## Your objective
Gather from the listing below each line that includes the word "name", and copy it.

## Material provided
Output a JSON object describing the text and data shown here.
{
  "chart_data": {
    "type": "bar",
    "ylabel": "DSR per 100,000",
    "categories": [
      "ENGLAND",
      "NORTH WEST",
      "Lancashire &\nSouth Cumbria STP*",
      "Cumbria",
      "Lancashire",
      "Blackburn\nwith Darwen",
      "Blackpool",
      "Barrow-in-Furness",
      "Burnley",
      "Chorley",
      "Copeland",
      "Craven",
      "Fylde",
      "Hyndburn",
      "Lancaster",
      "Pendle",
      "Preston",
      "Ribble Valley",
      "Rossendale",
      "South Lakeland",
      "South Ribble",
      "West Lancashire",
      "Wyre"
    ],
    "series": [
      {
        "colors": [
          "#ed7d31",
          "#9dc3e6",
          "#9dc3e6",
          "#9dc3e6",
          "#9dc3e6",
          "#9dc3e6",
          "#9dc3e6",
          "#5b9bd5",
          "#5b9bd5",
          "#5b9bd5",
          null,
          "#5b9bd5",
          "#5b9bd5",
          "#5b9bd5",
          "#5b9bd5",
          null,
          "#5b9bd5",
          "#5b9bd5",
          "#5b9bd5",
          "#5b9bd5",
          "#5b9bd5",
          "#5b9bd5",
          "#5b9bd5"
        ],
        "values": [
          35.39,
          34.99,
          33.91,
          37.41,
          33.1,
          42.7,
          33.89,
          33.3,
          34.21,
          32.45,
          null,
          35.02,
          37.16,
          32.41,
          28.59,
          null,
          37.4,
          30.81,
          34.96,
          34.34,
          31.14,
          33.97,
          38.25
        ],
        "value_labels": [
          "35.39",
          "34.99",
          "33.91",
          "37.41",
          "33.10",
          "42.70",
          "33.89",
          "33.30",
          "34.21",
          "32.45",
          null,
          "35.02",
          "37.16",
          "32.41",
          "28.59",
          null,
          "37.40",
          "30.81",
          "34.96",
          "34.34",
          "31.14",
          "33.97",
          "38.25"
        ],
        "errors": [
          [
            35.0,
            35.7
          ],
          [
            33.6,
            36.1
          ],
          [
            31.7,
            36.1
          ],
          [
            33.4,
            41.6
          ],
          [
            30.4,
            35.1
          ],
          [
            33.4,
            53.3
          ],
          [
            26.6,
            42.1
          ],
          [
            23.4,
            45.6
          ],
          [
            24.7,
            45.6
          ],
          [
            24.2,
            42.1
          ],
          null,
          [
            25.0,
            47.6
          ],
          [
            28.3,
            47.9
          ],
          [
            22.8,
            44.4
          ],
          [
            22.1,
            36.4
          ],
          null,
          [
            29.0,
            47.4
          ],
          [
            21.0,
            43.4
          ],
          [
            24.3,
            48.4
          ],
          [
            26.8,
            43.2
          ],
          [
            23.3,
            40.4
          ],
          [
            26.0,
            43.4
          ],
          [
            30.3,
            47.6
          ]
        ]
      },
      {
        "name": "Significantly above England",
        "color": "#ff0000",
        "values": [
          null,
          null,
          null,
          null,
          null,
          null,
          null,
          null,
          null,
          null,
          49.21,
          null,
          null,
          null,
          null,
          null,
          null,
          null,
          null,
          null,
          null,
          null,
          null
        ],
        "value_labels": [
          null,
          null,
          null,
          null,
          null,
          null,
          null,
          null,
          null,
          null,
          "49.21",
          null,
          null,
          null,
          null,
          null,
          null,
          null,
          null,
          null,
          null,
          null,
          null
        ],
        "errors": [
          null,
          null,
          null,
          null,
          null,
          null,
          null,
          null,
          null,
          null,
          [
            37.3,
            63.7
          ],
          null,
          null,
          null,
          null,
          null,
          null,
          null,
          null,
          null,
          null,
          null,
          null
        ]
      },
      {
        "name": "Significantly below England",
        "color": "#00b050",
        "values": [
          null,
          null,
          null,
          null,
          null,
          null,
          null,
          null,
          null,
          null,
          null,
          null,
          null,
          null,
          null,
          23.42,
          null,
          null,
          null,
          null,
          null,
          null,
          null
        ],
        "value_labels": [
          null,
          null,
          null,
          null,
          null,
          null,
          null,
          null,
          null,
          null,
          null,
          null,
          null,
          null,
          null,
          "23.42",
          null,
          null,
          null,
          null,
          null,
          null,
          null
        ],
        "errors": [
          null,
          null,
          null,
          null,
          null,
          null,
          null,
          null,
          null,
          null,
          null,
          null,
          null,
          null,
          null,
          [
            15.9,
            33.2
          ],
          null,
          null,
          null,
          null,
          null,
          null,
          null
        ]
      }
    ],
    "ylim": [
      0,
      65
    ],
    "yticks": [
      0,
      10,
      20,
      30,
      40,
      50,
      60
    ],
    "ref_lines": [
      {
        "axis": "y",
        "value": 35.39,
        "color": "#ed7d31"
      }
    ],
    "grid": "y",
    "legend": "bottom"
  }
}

## Answer to the exercise
        "name": "Significantly above England",
        "name": "Significantly below England",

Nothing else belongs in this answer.